Work instructions = Do not copy the pictures; transcribe all other material exactly.

————

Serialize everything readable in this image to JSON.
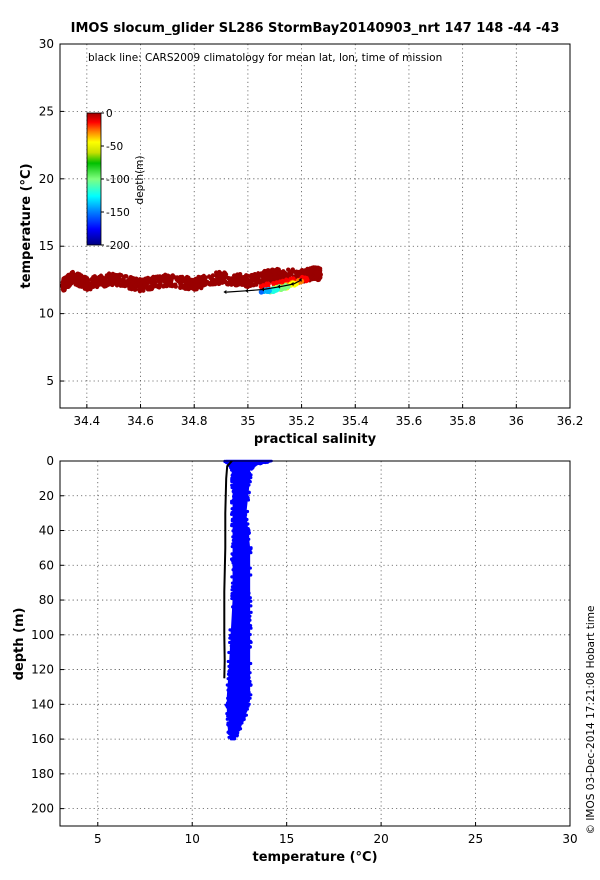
{
  "title": "IMOS slocum_glider SL286 StormBay20140903_nrt 147  148  -44  -43",
  "side_note": "© IMOS 03-Dec-2014 17:21:08 Hobart time",
  "colors": {
    "axis": "#000000",
    "climatology": "#000000",
    "profile_points": "#0000ff"
  },
  "chart_data": [
    {
      "type": "scatter",
      "xlabel": "practical salinity",
      "ylabel": "temperature (°C)",
      "xlim": [
        34.3,
        36.2
      ],
      "ylim": [
        3,
        30
      ],
      "x_ticks": [
        34.4,
        34.6,
        34.8,
        35,
        35.2,
        35.4,
        35.6,
        35.8,
        36,
        36.2
      ],
      "x_tick_labels": [
        "34.4",
        "34.6",
        "34.8",
        "35",
        "35.2",
        "35.4",
        "35.6",
        "35.8",
        "36",
        "36.2"
      ],
      "y_ticks": [
        5,
        10,
        15,
        20,
        25,
        30
      ],
      "y_tick_labels": [
        "5",
        "10",
        "15",
        "20",
        "25",
        "30"
      ],
      "grid": true,
      "annotation": "black line: CARS2009 climatology for mean lat, lon, time of mission",
      "colorbar": {
        "label": "depth(m)",
        "range": [
          -200,
          0
        ],
        "ticks": [
          0,
          -50,
          -100,
          -150,
          -200
        ],
        "tick_labels": [
          "0",
          "-50",
          "-100",
          "-150",
          "-200"
        ],
        "colormap": "jet",
        "placement": "upper-left"
      },
      "point_bands": [
        {
          "depth": -5,
          "points": [
            [
              34.31,
              12.1
            ],
            [
              34.35,
              12.7
            ],
            [
              34.4,
              12.2
            ],
            [
              34.5,
              12.6
            ],
            [
              34.6,
              12.1
            ],
            [
              34.7,
              12.5
            ],
            [
              34.8,
              12.2
            ],
            [
              34.9,
              12.7
            ],
            [
              35.0,
              12.4
            ],
            [
              35.1,
              12.9
            ],
            [
              35.2,
              12.8
            ],
            [
              35.25,
              13.0
            ],
            [
              35.27,
              12.9
            ]
          ]
        },
        {
          "depth": -25,
          "points": [
            [
              35.05,
              12.0
            ],
            [
              35.1,
              12.2
            ],
            [
              35.15,
              12.4
            ],
            [
              35.2,
              12.6
            ],
            [
              35.22,
              12.5
            ]
          ]
        },
        {
          "depth": -50,
          "points": [
            [
              35.12,
              11.9
            ],
            [
              35.16,
              12.2
            ],
            [
              35.2,
              12.4
            ]
          ]
        },
        {
          "depth": -75,
          "points": [
            [
              35.1,
              11.8
            ],
            [
              35.14,
              12.0
            ],
            [
              35.18,
              12.2
            ]
          ]
        },
        {
          "depth": -100,
          "points": [
            [
              35.08,
              11.7
            ],
            [
              35.12,
              11.9
            ],
            [
              35.15,
              12.0
            ]
          ]
        },
        {
          "depth": -120,
          "points": [
            [
              35.09,
              11.75
            ],
            [
              35.11,
              11.8
            ]
          ]
        },
        {
          "depth": -140,
          "points": [
            [
              35.06,
              11.65
            ],
            [
              35.08,
              11.7
            ]
          ]
        },
        {
          "depth": -155,
          "points": [
            [
              35.05,
              11.6
            ]
          ]
        }
      ],
      "climatology": {
        "salinity": [
          34.92,
          35.0,
          35.06,
          35.12,
          35.17,
          35.2
        ],
        "temperature": [
          11.6,
          11.7,
          11.8,
          12.0,
          12.2,
          12.5
        ]
      }
    },
    {
      "type": "scatter",
      "xlabel": "temperature (°C)",
      "ylabel": "depth (m)",
      "xlim": [
        3,
        30
      ],
      "ylim": [
        210,
        0
      ],
      "x_ticks": [
        5,
        10,
        15,
        20,
        25,
        30
      ],
      "x_tick_labels": [
        "5",
        "10",
        "15",
        "20",
        "25",
        "30"
      ],
      "y_ticks": [
        0,
        20,
        40,
        60,
        80,
        100,
        120,
        140,
        160,
        180,
        200
      ],
      "y_tick_labels": [
        "0",
        "20",
        "40",
        "60",
        "80",
        "100",
        "120",
        "140",
        "160",
        "180",
        "200"
      ],
      "grid": true,
      "profile_envelope": {
        "depth": [
          0,
          2,
          5,
          10,
          20,
          30,
          40,
          50,
          60,
          80,
          100,
          120,
          135,
          145,
          150,
          155,
          160
        ],
        "temp_min": [
          11.8,
          12.0,
          12.2,
          12.2,
          12.2,
          12.2,
          12.2,
          12.2,
          12.2,
          12.2,
          12.1,
          12.0,
          11.9,
          11.9,
          12.0,
          12.0,
          12.05
        ],
        "temp_max": [
          14.2,
          13.3,
          13.0,
          13.0,
          12.9,
          12.8,
          12.9,
          13.0,
          13.0,
          13.0,
          13.0,
          13.0,
          13.0,
          12.8,
          12.6,
          12.4,
          12.2
        ]
      },
      "climatology": {
        "temperature": [
          12.1,
          11.85,
          11.8,
          11.75,
          11.75,
          11.7,
          11.7,
          11.72,
          11.7
        ],
        "depth": [
          0,
          3,
          10,
          30,
          50,
          75,
          100,
          115,
          125
        ]
      }
    }
  ]
}
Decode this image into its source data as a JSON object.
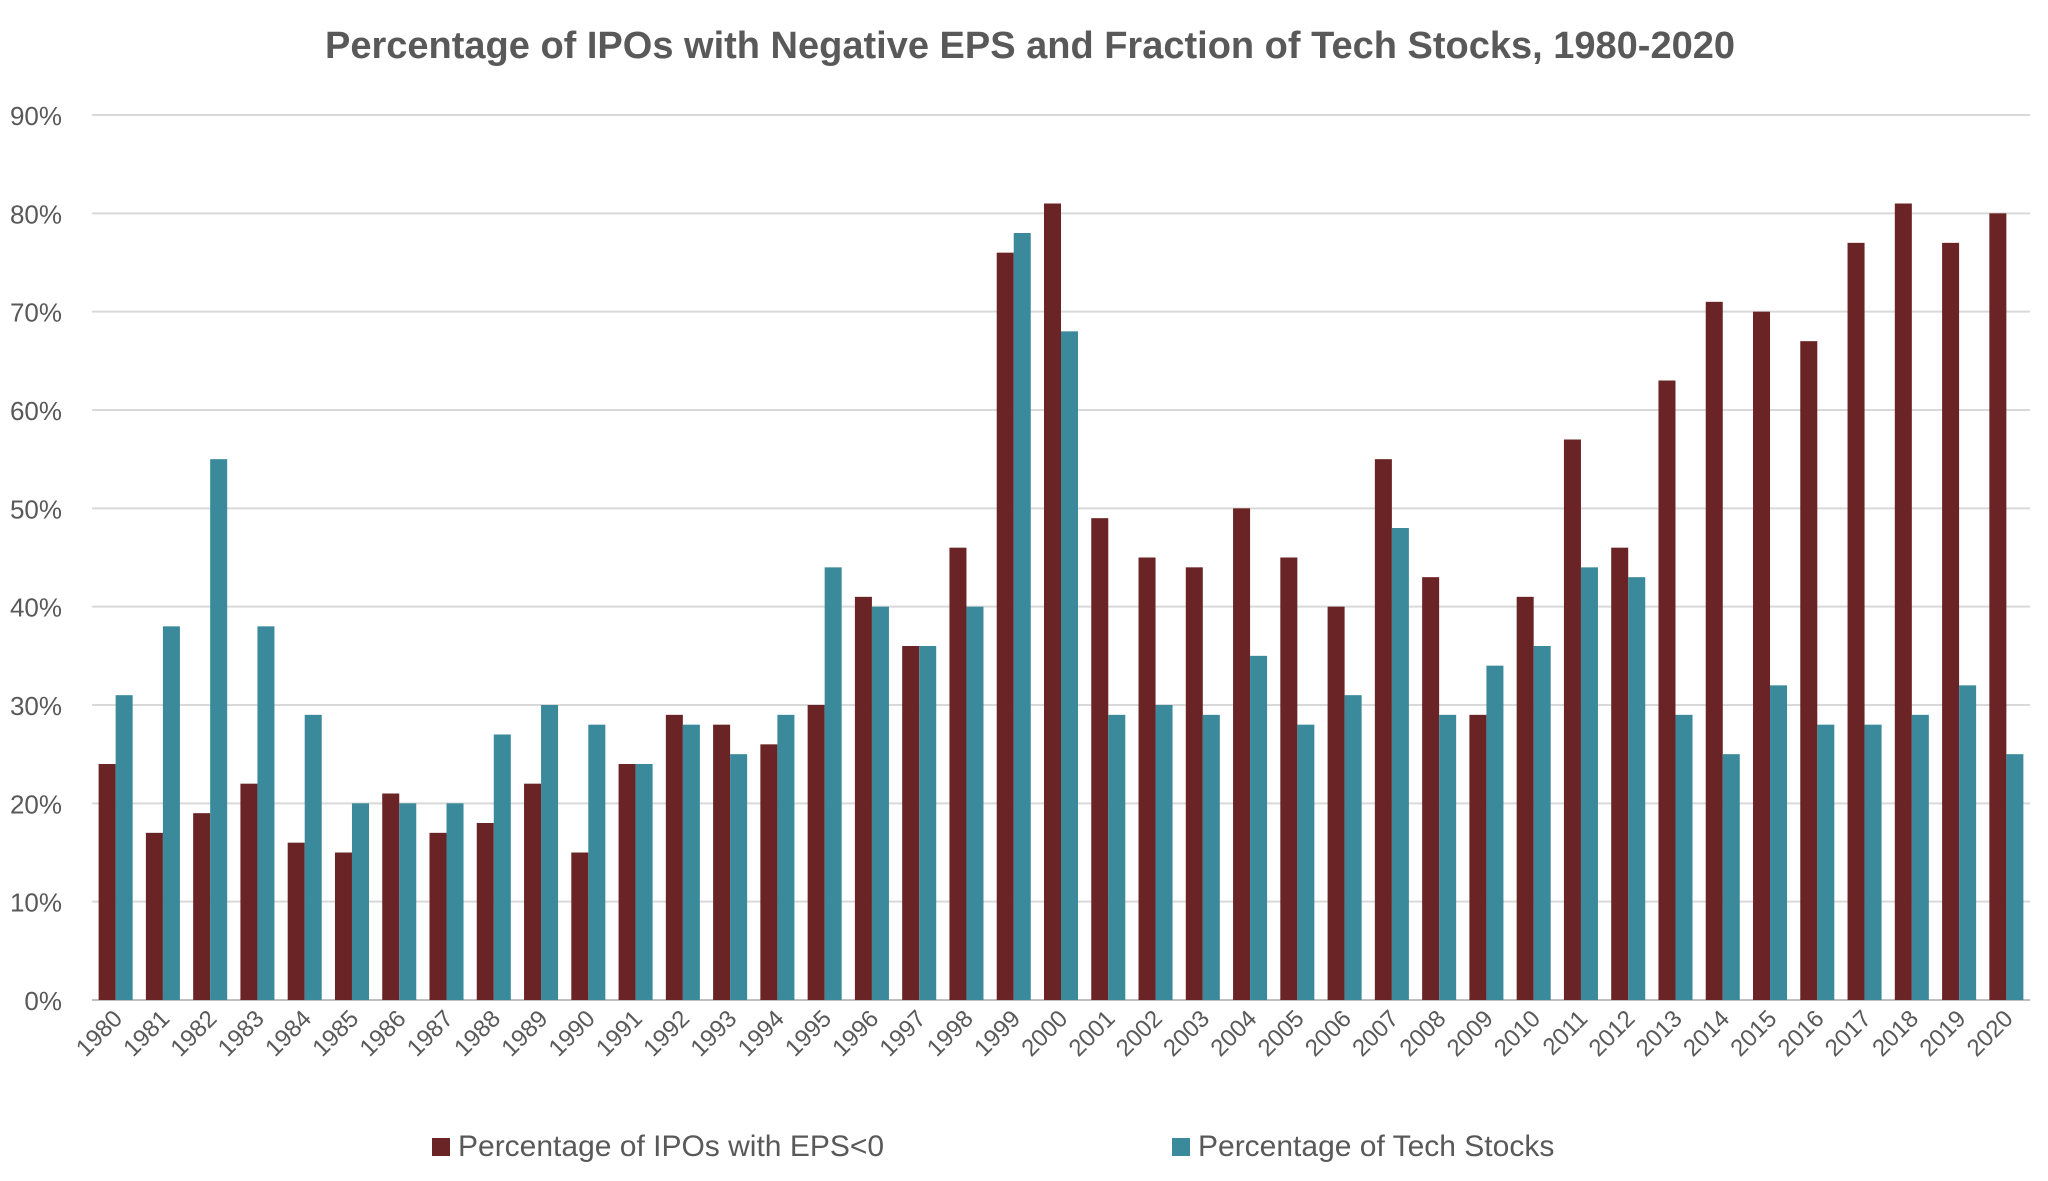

————

Answer for this exercise =
Serialize everything readable in this image to JSON.
{
  "title": "IMOS slocum_glider SL286 StormBay20140903_nrt 147  148  -44  -43",
  "side_note": "© IMOS 03-Dec-2014 17:21:08 Hobart time",
  "colors": {
    "axis": "#000000",
    "climatology": "#000000",
    "profile_points": "#0000ff"
  },
  "chart_data": [
    {
      "type": "scatter",
      "xlabel": "practical salinity",
      "ylabel": "temperature (°C)",
      "xlim": [
        34.3,
        36.2
      ],
      "ylim": [
        3,
        30
      ],
      "x_ticks": [
        34.4,
        34.6,
        34.8,
        35,
        35.2,
        35.4,
        35.6,
        35.8,
        36,
        36.2
      ],
      "x_tick_labels": [
        "34.4",
        "34.6",
        "34.8",
        "35",
        "35.2",
        "35.4",
        "35.6",
        "35.8",
        "36",
        "36.2"
      ],
      "y_ticks": [
        5,
        10,
        15,
        20,
        25,
        30
      ],
      "y_tick_labels": [
        "5",
        "10",
        "15",
        "20",
        "25",
        "30"
      ],
      "grid": true,
      "annotation": "black line: CARS2009 climatology for mean lat, lon, time of mission",
      "colorbar": {
        "label": "depth(m)",
        "range": [
          -200,
          0
        ],
        "ticks": [
          0,
          -50,
          -100,
          -150,
          -200
        ],
        "tick_labels": [
          "0",
          "-50",
          "-100",
          "-150",
          "-200"
        ],
        "colormap": "jet",
        "placement": "upper-left"
      },
      "point_bands": [
        {
          "depth": -5,
          "points": [
            [
              34.31,
              12.1
            ],
            [
              34.35,
              12.7
            ],
            [
              34.4,
              12.2
            ],
            [
              34.5,
              12.6
            ],
            [
              34.6,
              12.1
            ],
            [
              34.7,
              12.5
            ],
            [
              34.8,
              12.2
            ],
            [
              34.9,
              12.7
            ],
            [
              35.0,
              12.4
            ],
            [
              35.1,
              12.9
            ],
            [
              35.2,
              12.8
            ],
            [
              35.25,
              13.0
            ],
            [
              35.27,
              12.9
            ]
          ]
        },
        {
          "depth": -25,
          "points": [
            [
              35.05,
              12.0
            ],
            [
              35.1,
              12.2
            ],
            [
              35.15,
              12.4
            ],
            [
              35.2,
              12.6
            ],
            [
              35.22,
              12.5
            ]
          ]
        },
        {
          "depth": -50,
          "points": [
            [
              35.12,
              11.9
            ],
            [
              35.16,
              12.2
            ],
            [
              35.2,
              12.4
            ]
          ]
        },
        {
          "depth": -75,
          "points": [
            [
              35.1,
              11.8
            ],
            [
              35.14,
              12.0
            ],
            [
              35.18,
              12.2
            ]
          ]
        },
        {
          "depth": -100,
          "points": [
            [
              35.08,
              11.7
            ],
            [
              35.12,
              11.9
            ],
            [
              35.15,
              12.0
            ]
          ]
        },
        {
          "depth": -120,
          "points": [
            [
              35.09,
              11.75
            ],
            [
              35.11,
              11.8
            ]
          ]
        },
        {
          "depth": -140,
          "points": [
            [
              35.06,
              11.65
            ],
            [
              35.08,
              11.7
            ]
          ]
        },
        {
          "depth": -155,
          "points": [
            [
              35.05,
              11.6
            ]
          ]
        }
      ],
      "climatology": {
        "salinity": [
          34.92,
          35.0,
          35.06,
          35.12,
          35.17,
          35.2
        ],
        "temperature": [
          11.6,
          11.7,
          11.8,
          12.0,
          12.2,
          12.5
        ]
      }
    },
    {
      "type": "scatter",
      "xlabel": "temperature (°C)",
      "ylabel": "depth (m)",
      "xlim": [
        3,
        30
      ],
      "ylim": [
        210,
        0
      ],
      "x_ticks": [
        5,
        10,
        15,
        20,
        25,
        30
      ],
      "x_tick_labels": [
        "5",
        "10",
        "15",
        "20",
        "25",
        "30"
      ],
      "y_ticks": [
        0,
        20,
        40,
        60,
        80,
        100,
        120,
        140,
        160,
        180,
        200
      ],
      "y_tick_labels": [
        "0",
        "20",
        "40",
        "60",
        "80",
        "100",
        "120",
        "140",
        "160",
        "180",
        "200"
      ],
      "grid": true,
      "profile_envelope": {
        "depth": [
          0,
          2,
          5,
          10,
          20,
          30,
          40,
          50,
          60,
          80,
          100,
          120,
          135,
          145,
          150,
          155,
          160
        ],
        "temp_min": [
          11.8,
          12.0,
          12.2,
          12.2,
          12.2,
          12.2,
          12.2,
          12.2,
          12.2,
          12.2,
          12.1,
          12.0,
          11.9,
          11.9,
          12.0,
          12.0,
          12.05
        ],
        "temp_max": [
          14.2,
          13.3,
          13.0,
          13.0,
          12.9,
          12.8,
          12.9,
          13.0,
          13.0,
          13.0,
          13.0,
          13.0,
          13.0,
          12.8,
          12.6,
          12.4,
          12.2
        ]
      },
      "climatology": {
        "temperature": [
          12.1,
          11.85,
          11.8,
          11.75,
          11.75,
          11.7,
          11.7,
          11.72,
          11.7
        ],
        "depth": [
          0,
          3,
          10,
          30,
          50,
          75,
          100,
          115,
          125
        ]
      }
    }
  ]
}
Decode this image into its source data as a JSON object.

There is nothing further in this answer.